Request:
The records below are to be repeated in full, exactly as they are.

++++ Data supplied ++++

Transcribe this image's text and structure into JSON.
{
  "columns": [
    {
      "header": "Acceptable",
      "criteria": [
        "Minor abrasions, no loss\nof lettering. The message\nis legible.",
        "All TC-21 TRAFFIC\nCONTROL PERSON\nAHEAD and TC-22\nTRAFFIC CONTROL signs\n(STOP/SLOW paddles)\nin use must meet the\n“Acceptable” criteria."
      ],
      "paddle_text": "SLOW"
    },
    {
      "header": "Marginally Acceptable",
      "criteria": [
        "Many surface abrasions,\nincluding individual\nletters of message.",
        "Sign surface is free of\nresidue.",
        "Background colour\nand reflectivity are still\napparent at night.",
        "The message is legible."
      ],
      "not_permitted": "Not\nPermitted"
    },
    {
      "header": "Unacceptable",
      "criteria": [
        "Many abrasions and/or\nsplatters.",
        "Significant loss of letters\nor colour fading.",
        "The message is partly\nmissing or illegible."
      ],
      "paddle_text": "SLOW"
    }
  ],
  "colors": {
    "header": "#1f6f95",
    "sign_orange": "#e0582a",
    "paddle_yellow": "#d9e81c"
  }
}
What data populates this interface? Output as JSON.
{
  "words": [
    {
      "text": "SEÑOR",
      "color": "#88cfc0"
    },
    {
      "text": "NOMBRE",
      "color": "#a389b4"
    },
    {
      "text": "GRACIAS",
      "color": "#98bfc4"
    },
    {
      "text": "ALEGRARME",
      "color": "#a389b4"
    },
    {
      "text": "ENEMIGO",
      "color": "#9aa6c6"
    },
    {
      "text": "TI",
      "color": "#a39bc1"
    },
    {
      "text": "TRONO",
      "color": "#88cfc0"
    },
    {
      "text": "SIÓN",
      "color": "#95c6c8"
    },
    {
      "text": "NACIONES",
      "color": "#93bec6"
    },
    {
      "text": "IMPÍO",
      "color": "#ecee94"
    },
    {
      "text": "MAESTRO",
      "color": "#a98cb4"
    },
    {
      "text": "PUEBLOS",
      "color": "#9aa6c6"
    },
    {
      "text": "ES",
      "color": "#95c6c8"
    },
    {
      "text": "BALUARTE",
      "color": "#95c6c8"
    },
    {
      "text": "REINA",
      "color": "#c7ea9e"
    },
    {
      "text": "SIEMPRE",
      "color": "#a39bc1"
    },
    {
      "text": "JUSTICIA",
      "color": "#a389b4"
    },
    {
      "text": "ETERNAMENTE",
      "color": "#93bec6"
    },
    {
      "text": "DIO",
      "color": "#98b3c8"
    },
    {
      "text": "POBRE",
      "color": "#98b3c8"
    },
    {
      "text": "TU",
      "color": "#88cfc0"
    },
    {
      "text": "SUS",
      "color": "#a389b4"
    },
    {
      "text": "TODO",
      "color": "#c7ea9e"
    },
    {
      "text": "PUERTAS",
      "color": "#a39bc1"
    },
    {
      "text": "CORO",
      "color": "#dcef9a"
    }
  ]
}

++++

Task output:
Transcribe this image's text and structure into JSON.
{
  "columns": [
    {
      "header": "Acceptable",
      "criteria": [
        "Minor abrasions, no loss\nof lettering. The message\nis legible.",
        "All TC-21 TRAFFIC\nCONTROL PERSON\nAHEAD and TC-22\nTRAFFIC CONTROL signs\n(STOP/SLOW paddles)\nin use must meet the\n“Acceptable” criteria."
      ],
      "paddle_text": "SLOW"
    },
    {
      "header": "Marginally Acceptable",
      "criteria": [
        "Many surface abrasions,\nincluding individual\nletters of message.",
        "Sign surface is free of\nresidue.",
        "Background colour\nand reflectivity are still\napparent at night.",
        "The message is legible."
      ],
      "not_permitted": "Not\nPermitted"
    },
    {
      "header": "Unacceptable",
      "criteria": [
        "Many abrasions and/or\nsplatters.",
        "Significant loss of letters\nor colour fading.",
        "The message is partly\nmissing or illegible."
      ],
      "paddle_text": "SLOW"
    }
  ],
  "colors": {
    "header": "#1f6f95",
    "sign_orange": "#e0582a",
    "paddle_yellow": "#d9e81c"
  }
}
What data populates this interface? Output as JSON.
{
  "words": [
    {
      "text": "SEÑOR",
      "color": "#88cfc0"
    },
    {
      "text": "NOMBRE",
      "color": "#a389b4"
    },
    {
      "text": "GRACIAS",
      "color": "#98bfc4"
    },
    {
      "text": "ALEGRARME",
      "color": "#a389b4"
    },
    {
      "text": "ENEMIGO",
      "color": "#9aa6c6"
    },
    {
      "text": "TI",
      "color": "#a39bc1"
    },
    {
      "text": "TRONO",
      "color": "#88cfc0"
    },
    {
      "text": "SIÓN",
      "color": "#95c6c8"
    },
    {
      "text": "NACIONES",
      "color": "#93bec6"
    },
    {
      "text": "IMPÍO",
      "color": "#ecee94"
    },
    {
      "text": "MAESTRO",
      "color": "#a98cb4"
    },
    {
      "text": "PUEBLOS",
      "color": "#9aa6c6"
    },
    {
      "text": "ES",
      "color": "#95c6c8"
    },
    {
      "text": "BALUARTE",
      "color": "#95c6c8"
    },
    {
      "text": "REINA",
      "color": "#c7ea9e"
    },
    {
      "text": "SIEMPRE",
      "color": "#a39bc1"
    },
    {
      "text": "JUSTICIA",
      "color": "#a389b4"
    },
    {
      "text": "ETERNAMENTE",
      "color": "#93bec6"
    },
    {
      "text": "DIO",
      "color": "#98b3c8"
    },
    {
      "text": "POBRE",
      "color": "#98b3c8"
    },
    {
      "text": "TU",
      "color": "#88cfc0"
    },
    {
      "text": "SUS",
      "color": "#a389b4"
    },
    {
      "text": "TODO",
      "color": "#c7ea9e"
    },
    {
      "text": "PUERTAS",
      "color": "#a39bc1"
    },
    {
      "text": "CORO",
      "color": "#dcef9a"
    }
  ]
}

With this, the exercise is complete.